**Data**
## Begin

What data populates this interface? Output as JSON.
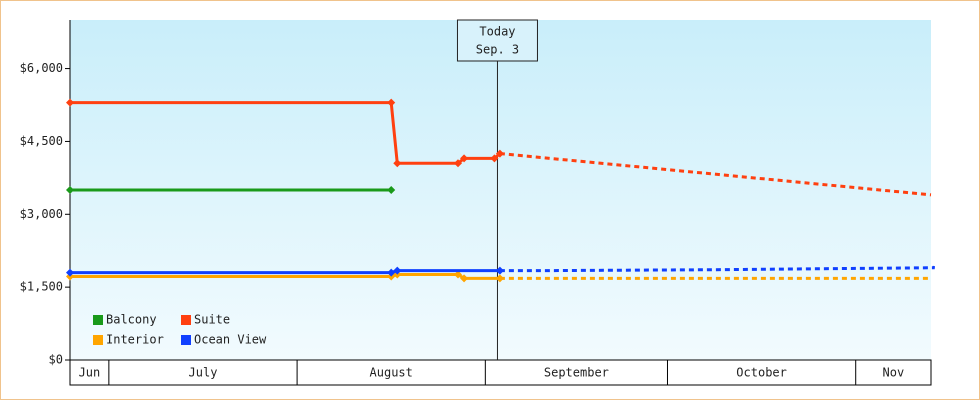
{
  "chart_data": {
    "type": "line",
    "xlim": [
      23.6,
      165.4
    ],
    "ylim": [
      0,
      7000
    ],
    "yticks": [
      {
        "value": 0,
        "label": "$0"
      },
      {
        "value": 1500,
        "label": "$1,500"
      },
      {
        "value": 3000,
        "label": "$3,000"
      },
      {
        "value": 4500,
        "label": "$4,500"
      },
      {
        "value": 6000,
        "label": "$6,000"
      }
    ],
    "xticks": [
      {
        "value": 0,
        "label": "Jun"
      },
      {
        "value": 30,
        "label": "July"
      },
      {
        "value": 61,
        "label": "August"
      },
      {
        "value": 92,
        "label": "September"
      },
      {
        "value": 122,
        "label": "October"
      },
      {
        "value": 153,
        "label": "Nov"
      }
    ],
    "annotation": {
      "x": 94,
      "text": [
        "Today",
        "Sep. 3"
      ]
    },
    "legend": "bottom-left",
    "series": [
      {
        "name": "Balcony",
        "color": "#1a9a1a",
        "x": [
          23.6,
          76.5
        ],
        "values": [
          3500,
          3500
        ],
        "projection": {
          "x": [],
          "values": []
        }
      },
      {
        "name": "Suite",
        "color": "#ff4010",
        "x": [
          23.6,
          76.5,
          77.5,
          87.5,
          88.5,
          93.5,
          94.4
        ],
        "values": [
          5300,
          5300,
          4050,
          4050,
          4150,
          4150,
          4250
        ],
        "projection": {
          "x": [
            94.4,
            165.4
          ],
          "values": [
            4250,
            3400
          ]
        }
      },
      {
        "name": "Interior",
        "color": "#ffa500",
        "x": [
          23.6,
          76.5,
          77.5,
          87.5,
          88.5,
          94.4
        ],
        "values": [
          1720,
          1720,
          1760,
          1760,
          1680,
          1680
        ],
        "projection": {
          "x": [
            94.4,
            165.4
          ],
          "values": [
            1680,
            1680
          ]
        }
      },
      {
        "name": "Ocean View",
        "color": "#1040ff",
        "x": [
          23.6,
          76.5,
          77.5,
          94.4
        ],
        "values": [
          1800,
          1800,
          1840,
          1840
        ],
        "projection": {
          "x": [
            94.4,
            102,
            131,
            166,
            165.4
          ],
          "values": [
            1840,
            1840,
            1860,
            1900,
            1920
          ]
        }
      }
    ]
  }
}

## End

**What you should do**
Write out the full set of lines verbatim, without the pictures.

**Expected answer**
What data populates this interface? Output as JSON.
{
  "chart_data": {
    "type": "line",
    "xlim": [
      23.6,
      165.4
    ],
    "ylim": [
      0,
      7000
    ],
    "yticks": [
      {
        "value": 0,
        "label": "$0"
      },
      {
        "value": 1500,
        "label": "$1,500"
      },
      {
        "value": 3000,
        "label": "$3,000"
      },
      {
        "value": 4500,
        "label": "$4,500"
      },
      {
        "value": 6000,
        "label": "$6,000"
      }
    ],
    "xticks": [
      {
        "value": 0,
        "label": "Jun"
      },
      {
        "value": 30,
        "label": "July"
      },
      {
        "value": 61,
        "label": "August"
      },
      {
        "value": 92,
        "label": "September"
      },
      {
        "value": 122,
        "label": "October"
      },
      {
        "value": 153,
        "label": "Nov"
      }
    ],
    "annotation": {
      "x": 94,
      "text": [
        "Today",
        "Sep. 3"
      ]
    },
    "legend": "bottom-left",
    "series": [
      {
        "name": "Balcony",
        "color": "#1a9a1a",
        "x": [
          23.6,
          76.5
        ],
        "values": [
          3500,
          3500
        ],
        "projection": {
          "x": [],
          "values": []
        }
      },
      {
        "name": "Suite",
        "color": "#ff4010",
        "x": [
          23.6,
          76.5,
          77.5,
          87.5,
          88.5,
          93.5,
          94.4
        ],
        "values": [
          5300,
          5300,
          4050,
          4050,
          4150,
          4150,
          4250
        ],
        "projection": {
          "x": [
            94.4,
            165.4
          ],
          "values": [
            4250,
            3400
          ]
        }
      },
      {
        "name": "Interior",
        "color": "#ffa500",
        "x": [
          23.6,
          76.5,
          77.5,
          87.5,
          88.5,
          94.4
        ],
        "values": [
          1720,
          1720,
          1760,
          1760,
          1680,
          1680
        ],
        "projection": {
          "x": [
            94.4,
            165.4
          ],
          "values": [
            1680,
            1680
          ]
        }
      },
      {
        "name": "Ocean View",
        "color": "#1040ff",
        "x": [
          23.6,
          76.5,
          77.5,
          94.4
        ],
        "values": [
          1800,
          1800,
          1840,
          1840
        ],
        "projection": {
          "x": [
            94.4,
            102,
            131,
            166,
            165.4
          ],
          "values": [
            1840,
            1840,
            1860,
            1900,
            1920
          ]
        }
      }
    ]
  }
}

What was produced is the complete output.